- [The task]: Wherever the word "steps" appears in the entries, copy the whole line.

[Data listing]

┌──

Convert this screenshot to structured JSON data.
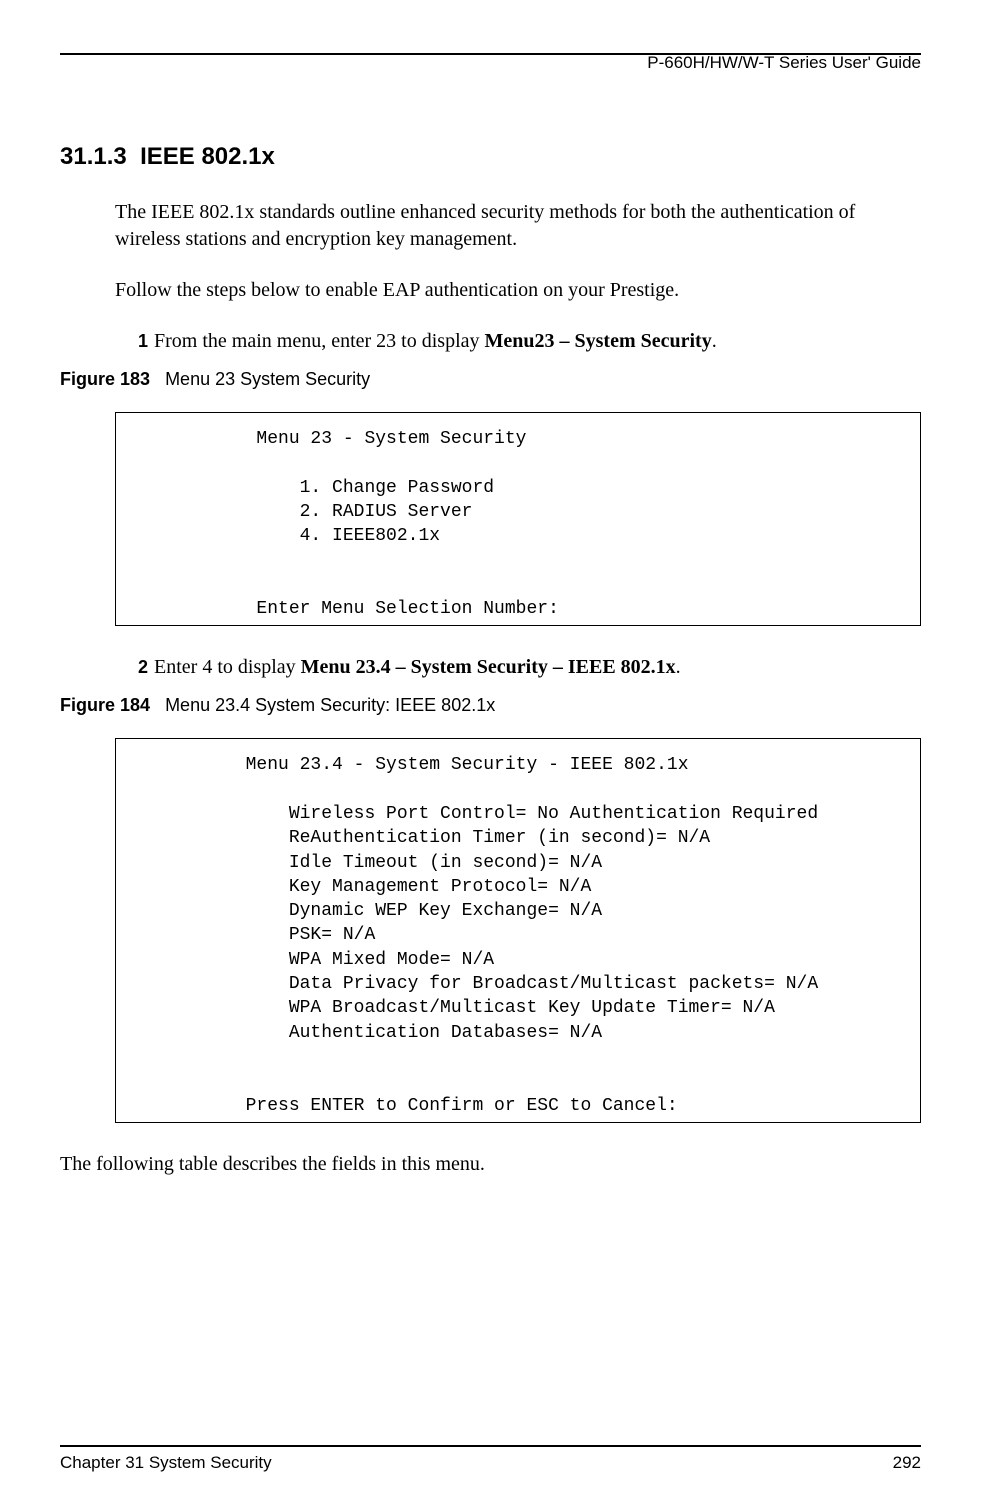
{
  "header": {
    "guide_title": "P-660H/HW/W-T Series User' Guide"
  },
  "section": {
    "number": "31.1.3",
    "title": "IEEE 802.1x"
  },
  "paragraphs": {
    "intro": "The IEEE 802.1x standards outline enhanced security methods for both the authentication of wireless stations and encryption key management.",
    "follow": "Follow the steps below to enable EAP authentication on your Prestige.",
    "closing": "The following table describes the fields in this menu."
  },
  "steps": {
    "s1": {
      "num": "1",
      "text_prefix": "From the main menu, enter 23 to display ",
      "bold": "Menu23 – System Security",
      "suffix": "."
    },
    "s2": {
      "num": "2",
      "text_prefix": "Enter 4 to display ",
      "bold": "Menu 23.4 – System Security – IEEE 802.1x",
      "suffix": "."
    }
  },
  "figures": {
    "f183": {
      "label": "Figure 183",
      "caption": "Menu 23 System Security"
    },
    "f184": {
      "label": "Figure 184",
      "caption": "Menu 23.4 System Security: IEEE 802.1x"
    }
  },
  "menus": {
    "m23": "             Menu 23 - System Security\n\n                 1. Change Password\n                 2. RADIUS Server\n                 4. IEEE802.1x\n\n\n             Enter Menu Selection Number:",
    "m234": "            Menu 23.4 - System Security - IEEE 802.1x\n\n                Wireless Port Control= No Authentication Required\n                ReAuthentication Timer (in second)= N/A\n                Idle Timeout (in second)= N/A\n                Key Management Protocol= N/A\n                Dynamic WEP Key Exchange= N/A\n                PSK= N/A\n                WPA Mixed Mode= N/A\n                Data Privacy for Broadcast/Multicast packets= N/A\n                WPA Broadcast/Multicast Key Update Timer= N/A\n                Authentication Databases= N/A\n\n\n            Press ENTER to Confirm or ESC to Cancel:"
  },
  "footer": {
    "chapter": "Chapter 31 System Security",
    "page": "292"
  }
}
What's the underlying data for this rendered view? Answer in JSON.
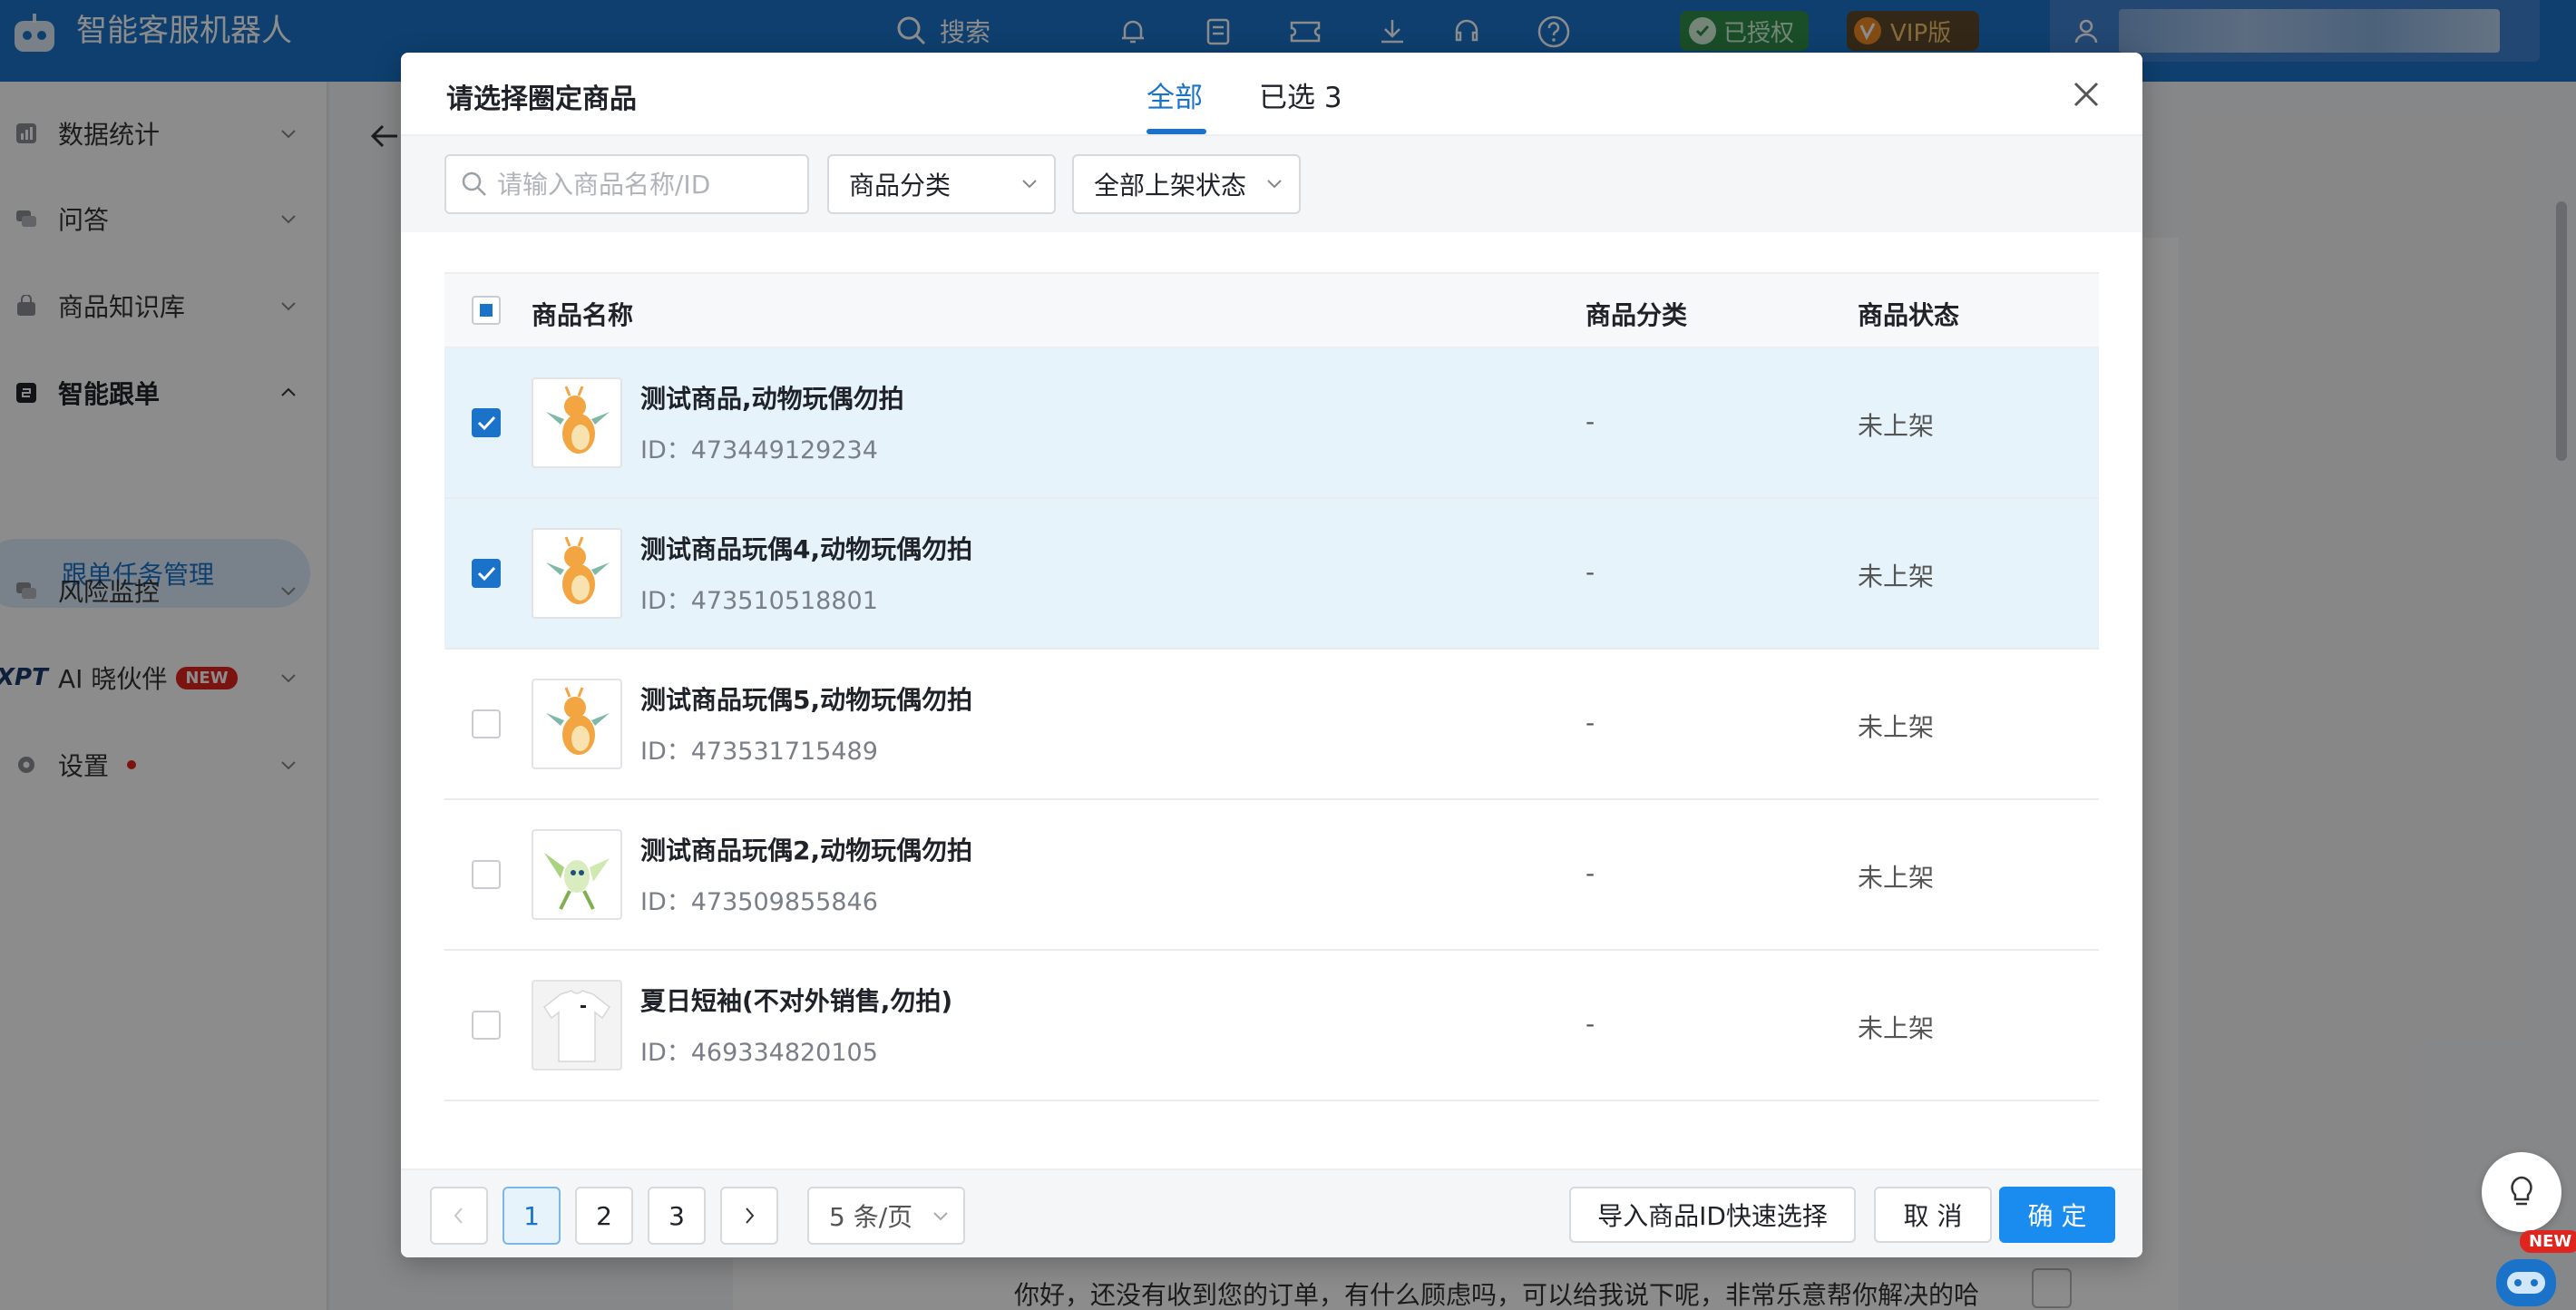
{
  "app": {
    "title": "智能客服机器人",
    "search_label": "搜索",
    "auth_badge": "已授权",
    "vip_badge": "VIP版"
  },
  "sidebar": {
    "items": [
      {
        "label": "数据统计",
        "icon": "bar-chart-icon"
      },
      {
        "label": "问答",
        "icon": "chat-icon"
      },
      {
        "label": "商品知识库",
        "icon": "bag-icon"
      },
      {
        "label": "智能跟单",
        "icon": "follow-icon",
        "expanded": true
      },
      {
        "label": "风险监控",
        "icon": "monitor-icon"
      },
      {
        "label": "AI 晓伙伴",
        "icon": "ai-icon",
        "badge": "NEW",
        "prefix": "XPT"
      },
      {
        "label": "设置",
        "icon": "gear-icon",
        "dot": true
      }
    ],
    "sub_item": "跟单任务管理"
  },
  "background": {
    "message_text": "你好，还没有收到您的订单，有什么顾虑吗，可以给我说下呢，非常乐意帮你解决的哈",
    "new_badge": "NEW"
  },
  "modal": {
    "title": "请选择圈定商品",
    "tabs": [
      {
        "label": "全部",
        "active": true
      },
      {
        "label": "已选 3",
        "active": false
      }
    ],
    "filters": {
      "search_placeholder": "请输入商品名称/ID",
      "category_select": "商品分类",
      "status_select": "全部上架状态"
    },
    "table": {
      "headers": {
        "name": "商品名称",
        "category": "商品分类",
        "status": "商品状态"
      },
      "rows": [
        {
          "name": "测试商品,动物玩偶勿拍",
          "id": "ID：473449129234",
          "category": "-",
          "status": "未上架",
          "checked": true,
          "thumb": "dragon"
        },
        {
          "name": "测试商品玩偶4,动物玩偶勿拍",
          "id": "ID：473510518801",
          "category": "-",
          "status": "未上架",
          "checked": true,
          "thumb": "dragon"
        },
        {
          "name": "测试商品玩偶5,动物玩偶勿拍",
          "id": "ID：473531715489",
          "category": "-",
          "status": "未上架",
          "checked": false,
          "thumb": "dragon"
        },
        {
          "name": "测试商品玩偶2,动物玩偶勿拍",
          "id": "ID：473509855846",
          "category": "-",
          "status": "未上架",
          "checked": false,
          "thumb": "fairy"
        },
        {
          "name": "夏日短袖(不对外销售,勿拍)",
          "id": "ID：469334820105",
          "category": "-",
          "status": "未上架",
          "checked": false,
          "thumb": "tshirt"
        }
      ]
    },
    "pagination": {
      "pages": [
        "1",
        "2",
        "3"
      ],
      "current": "1",
      "page_size": "5 条/页"
    },
    "buttons": {
      "import": "导入商品ID快速选择",
      "cancel": "取 消",
      "confirm": "确 定"
    }
  },
  "colors": {
    "primary": "#1a73c9",
    "topbar": "#1a73c9",
    "selected_row": "#e6f3fb",
    "confirm_button": "#1a8cf0"
  }
}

└──

- [Response to the exercise]:
    "follow": "Follow the steps below to enable EAP authentication on your Prestige.",
  "steps": {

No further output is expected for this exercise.